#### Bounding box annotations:
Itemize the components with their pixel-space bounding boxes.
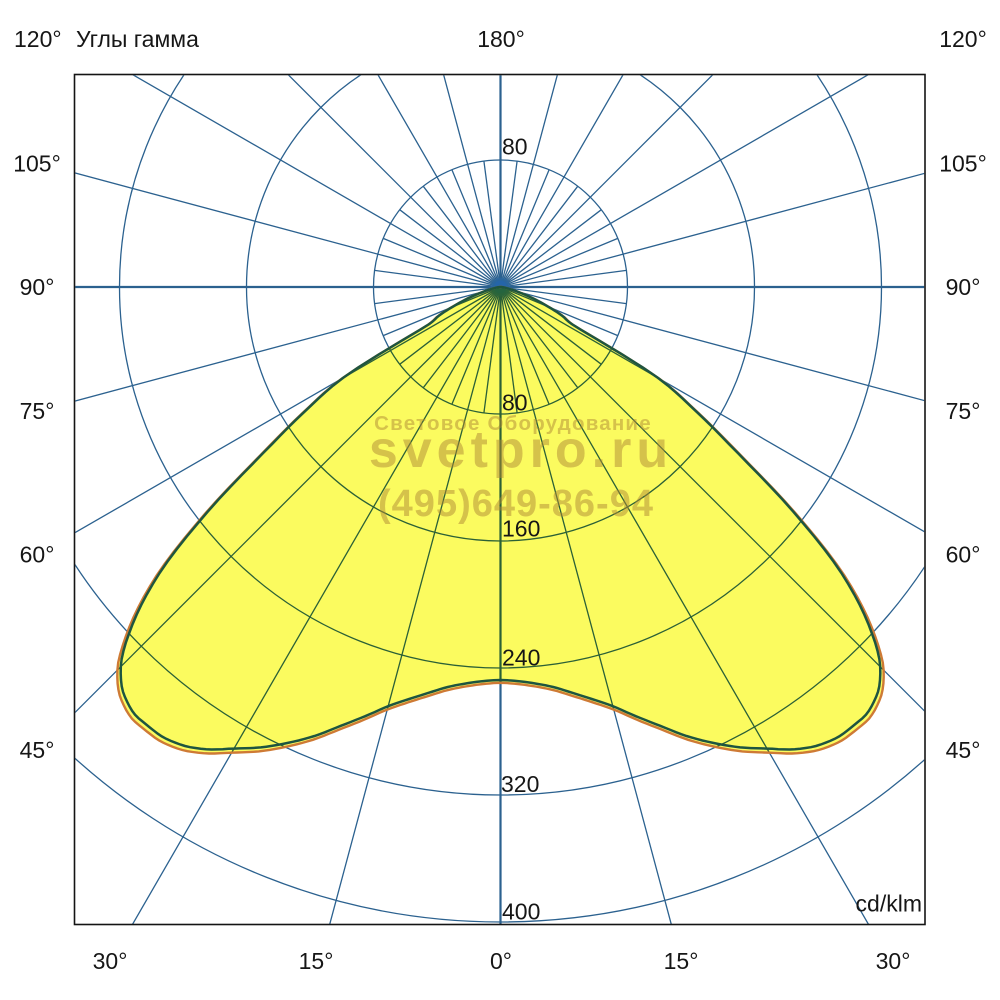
svg-text:Углы гамма: Углы гамма bbox=[76, 26, 199, 52]
svg-text:cd/klm: cd/klm bbox=[856, 891, 922, 917]
svg-text:75°: 75° bbox=[20, 398, 55, 424]
svg-text:400: 400 bbox=[502, 899, 540, 925]
svg-text:105°: 105° bbox=[939, 151, 987, 177]
svg-text:90°: 90° bbox=[946, 274, 981, 300]
svg-text:80: 80 bbox=[502, 134, 528, 160]
svg-text:180°: 180° bbox=[477, 26, 525, 52]
svg-text:30°: 30° bbox=[93, 948, 128, 974]
svg-text:15°: 15° bbox=[299, 948, 334, 974]
svg-text:80: 80 bbox=[502, 390, 528, 416]
svg-text:320: 320 bbox=[501, 771, 539, 797]
svg-text:90°: 90° bbox=[20, 274, 55, 300]
svg-text:60°: 60° bbox=[20, 542, 55, 568]
svg-text:120°: 120° bbox=[14, 26, 62, 52]
svg-text:160: 160 bbox=[502, 516, 540, 542]
svg-text:30°: 30° bbox=[876, 948, 911, 974]
svg-text:105°: 105° bbox=[13, 151, 61, 177]
svg-text:60°: 60° bbox=[946, 542, 981, 568]
svg-text:45°: 45° bbox=[946, 737, 981, 763]
svg-text:45°: 45° bbox=[20, 737, 55, 763]
svg-text:75°: 75° bbox=[946, 398, 981, 424]
svg-text:15°: 15° bbox=[664, 948, 699, 974]
svg-text:240: 240 bbox=[502, 645, 540, 671]
svg-text:120°: 120° bbox=[939, 26, 987, 52]
svg-text:0°: 0° bbox=[490, 948, 512, 974]
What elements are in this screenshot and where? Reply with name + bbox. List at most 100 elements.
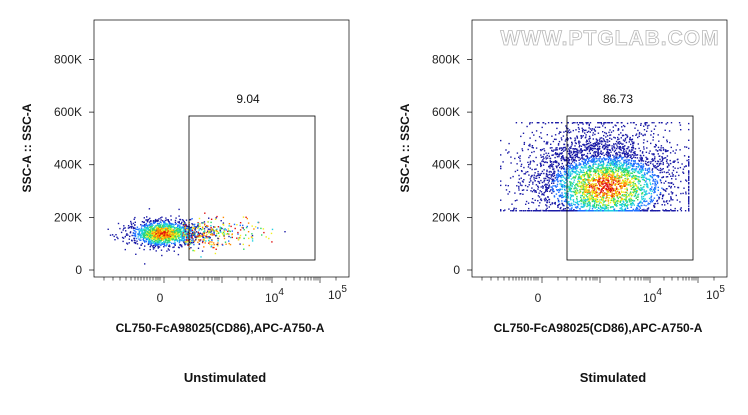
- event-dot: [217, 245, 219, 247]
- event-dot: [575, 175, 577, 177]
- event-dot: [560, 172, 562, 174]
- event-dot: [592, 180, 595, 182]
- event-dot: [569, 187, 571, 189]
- event-dot: [576, 135, 578, 137]
- event-dot: [583, 201, 585, 203]
- event-dot: [622, 198, 624, 201]
- event-dot: [213, 226, 215, 228]
- event-dot: [628, 174, 630, 176]
- event-dot: [210, 246, 212, 248]
- event-dot: [624, 180, 627, 182]
- event-dot: [597, 207, 600, 209]
- event-dot: [599, 205, 601, 207]
- event-dot: [558, 132, 560, 135]
- event-dot: [609, 185, 612, 188]
- event-dot: [535, 177, 538, 179]
- event-dot: [178, 225, 181, 227]
- event-dot: [602, 125, 604, 127]
- event-dot: [189, 228, 191, 230]
- y-tick-label: 200K: [432, 210, 460, 224]
- event-dot: [596, 159, 598, 162]
- event-dot: [572, 168, 574, 171]
- event-dot: [175, 223, 177, 225]
- event-dot: [598, 168, 601, 170]
- event-dot: [603, 167, 606, 169]
- event-dot: [263, 231, 265, 234]
- event-dot: [528, 144, 530, 147]
- event-dot: [523, 173, 525, 175]
- event-dot: [528, 210, 531, 212]
- event-dot: [505, 149, 507, 151]
- event-dot: [608, 183, 611, 185]
- event-dot: [595, 174, 597, 177]
- event-dot: [578, 180, 580, 183]
- event-dot: [582, 197, 585, 199]
- event-dot: [672, 210, 674, 212]
- event-dot: [144, 225, 146, 227]
- event-dot: [640, 184, 642, 187]
- event-dot: [656, 166, 658, 168]
- event-dot: [251, 233, 253, 235]
- gate-rectangle[interactable]: [188, 115, 316, 261]
- event-dot: [158, 236, 160, 239]
- event-dot: [606, 162, 609, 164]
- event-dot: [193, 234, 195, 236]
- event-dot: [597, 126, 599, 128]
- event-dot: [543, 177, 545, 180]
- event-dot: [195, 231, 198, 233]
- event-dot: [614, 159, 616, 161]
- event-dot: [547, 152, 550, 155]
- event-dot: [602, 160, 604, 162]
- event-dot: [537, 185, 539, 187]
- event-dot: [573, 161, 576, 164]
- event-dot: [582, 135, 584, 137]
- event-dot: [605, 132, 607, 135]
- event-dot: [546, 200, 549, 202]
- event-dot: [596, 167, 599, 169]
- event-dot: [149, 248, 151, 251]
- event-dot: [204, 237, 206, 239]
- event-dot: [159, 221, 161, 223]
- event-dot: [239, 234, 242, 237]
- event-dot: [228, 233, 230, 235]
- event-dot: [609, 201, 612, 204]
- event-dot: [183, 229, 185, 231]
- event-dot: [604, 188, 606, 190]
- event-dot: [199, 223, 201, 225]
- event-dot: [516, 152, 519, 154]
- event-dot: [670, 175, 672, 177]
- event-dot: [603, 123, 605, 125]
- event-dot: [599, 137, 601, 139]
- event-dot: [620, 190, 623, 192]
- event-dot: [640, 133, 643, 135]
- event-dot: [209, 237, 211, 240]
- event-dot: [179, 240, 181, 242]
- event-dot: [156, 219, 159, 221]
- event-dot: [616, 183, 618, 186]
- event-dot: [242, 216, 245, 218]
- event-dot: [688, 147, 690, 150]
- event-dot: [611, 187, 614, 189]
- event-dot: [555, 153, 557, 156]
- event-dot: [579, 188, 581, 191]
- event-dot: [190, 232, 192, 235]
- event-dot: [570, 188, 573, 190]
- event-dot: [565, 171, 567, 173]
- event-dot: [158, 225, 160, 227]
- x-axis-title: CL750-FcA98025(CD86),APC-A750-A: [116, 321, 325, 335]
- event-dot: [605, 197, 607, 200]
- event-dot: [158, 218, 160, 220]
- event-dot: [564, 146, 566, 149]
- event-dot: [163, 223, 165, 225]
- event-dot: [160, 228, 162, 230]
- event-dot: [538, 205, 540, 207]
- event-dot: [251, 236, 253, 239]
- event-dot: [551, 202, 553, 204]
- event-dot: [569, 168, 571, 171]
- event-dot: [597, 145, 599, 147]
- event-dot: [174, 244, 176, 246]
- event-dot: [536, 174, 539, 177]
- event-dot: [594, 145, 596, 147]
- event-dot: [672, 161, 674, 163]
- event-dot: [152, 241, 154, 243]
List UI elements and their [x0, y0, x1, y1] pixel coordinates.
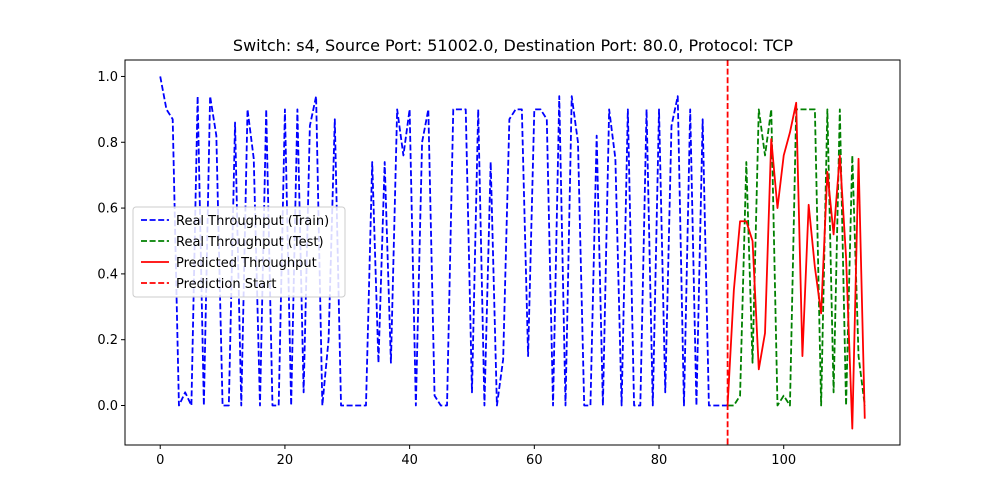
x-tick-label: 80 [651, 453, 668, 468]
legend-box [132, 206, 346, 298]
y-tick-label: 0.0 [97, 399, 118, 414]
x-tick-label: 0 [156, 453, 164, 468]
axes-frame [124, 59, 901, 446]
series-line-2 [727, 108, 866, 407]
legend-label: Real Throughput (Test) [176, 235, 324, 250]
chart-title: Switch: s4, Source Port: 51002.0, Destin… [233, 36, 793, 55]
x-tick-label: 40 [401, 453, 418, 468]
series-line-1 [159, 76, 728, 407]
x-tick-label: 20 [277, 453, 294, 468]
y-tick-label: 1.0 [97, 70, 118, 85]
legend-label: Real Throughput (Train) [176, 214, 329, 229]
x-tick-label: 60 [526, 453, 543, 468]
y-tick-label: 0.4 [97, 267, 118, 282]
plot-area [159, 60, 866, 445]
series-line-3 [726, 101, 866, 430]
legend-label: Prediction Start [176, 277, 276, 292]
legend-label: Predicted Throughput [176, 256, 317, 271]
y-tick-label: 0.8 [97, 136, 118, 151]
axes: 0 20 40 60 80 100 0.0 0.2 0.4 0.6 0.8 1.0 [97, 59, 901, 468]
legend: Real Throughput (Train) Real Throughput (… [132, 206, 346, 298]
y-tick-label: 0.6 [97, 202, 118, 217]
x-tick-label: 100 [771, 453, 796, 468]
y-tick-label: 0.2 [97, 333, 118, 348]
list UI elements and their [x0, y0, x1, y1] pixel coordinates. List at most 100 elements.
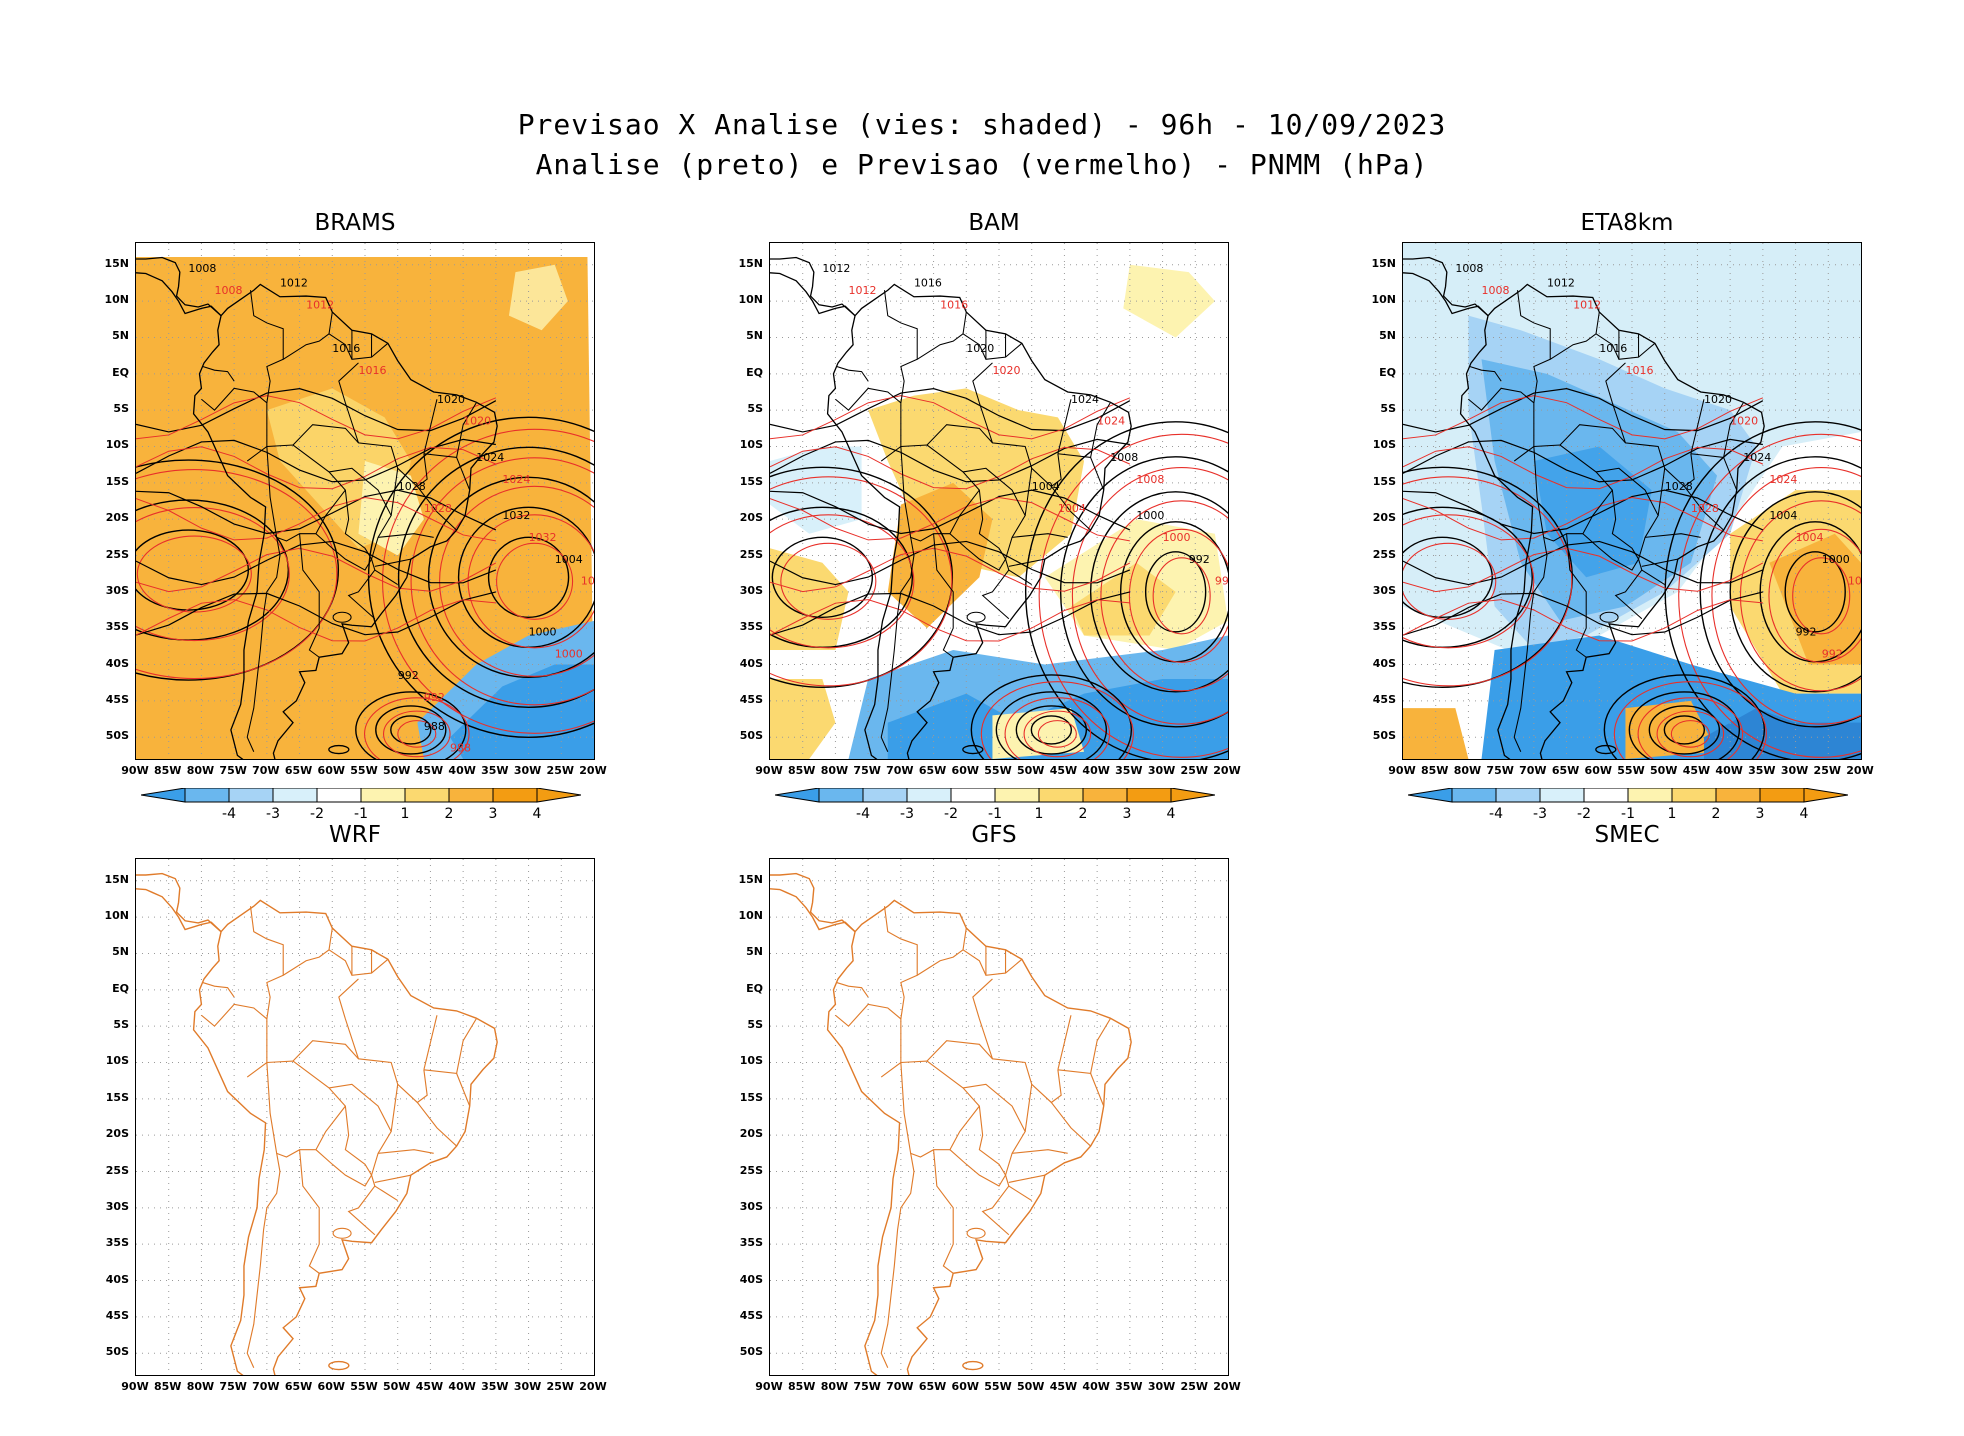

#### Written request:
Can you format the stretch of the listing above that opens with the line containing "svg-text:Углы гамма: Углы" and closes with the line containing "svg-text:0°: 0° bbox=[490, 948, 512, 974]" as a JSON list of strings, one string per line, leaving out blank lines and any lines outside that stretch?

#### Response:
[
  "svg-text:Углы гамма: Углы гамма bbox=[76, 26, 199, 52]",
  "svg-text:cd/klm: cd/klm bbox=[856, 891, 922, 917]",
  "svg-text:75°: 75° bbox=[20, 398, 55, 424]",
  "svg-text:400: 400 bbox=[502, 899, 540, 925]",
  "svg-text:105°: 105° bbox=[939, 151, 987, 177]",
  "svg-text:90°: 90° bbox=[946, 274, 981, 300]",
  "svg-text:80: 80 bbox=[502, 134, 528, 160]",
  "svg-text:180°: 180° bbox=[477, 26, 525, 52]",
  "svg-text:30°: 30° bbox=[93, 948, 128, 974]",
  "svg-text:15°: 15° bbox=[299, 948, 334, 974]",
  "svg-text:80: 80 bbox=[502, 390, 528, 416]",
  "svg-text:320: 320 bbox=[501, 771, 539, 797]",
  "svg-text:90°: 90° bbox=[20, 274, 55, 300]",
  "svg-text:60°: 60° bbox=[20, 542, 55, 568]",
  "svg-text:120°: 120° bbox=[14, 26, 62, 52]",
  "svg-text:160: 160 bbox=[502, 516, 540, 542]",
  "svg-text:30°: 30° bbox=[876, 948, 911, 974]",
  "svg-text:105°: 105° bbox=[13, 151, 61, 177]",
  "svg-text:60°: 60° bbox=[946, 542, 981, 568]",
  "svg-text:45°: 45° bbox=[946, 737, 981, 763]",
  "svg-text:45°: 45° bbox=[20, 737, 55, 763]",
  "svg-text:75°: 75° bbox=[946, 398, 981, 424]",
  "svg-text:15°: 15° bbox=[664, 948, 699, 974]",
  "svg-text:240: 240 bbox=[502, 645, 540, 671]",
  "svg-text:120°: 120° bbox=[939, 26, 987, 52]",
  "svg-text:0°: 0° bbox=[490, 948, 512, 974]"
]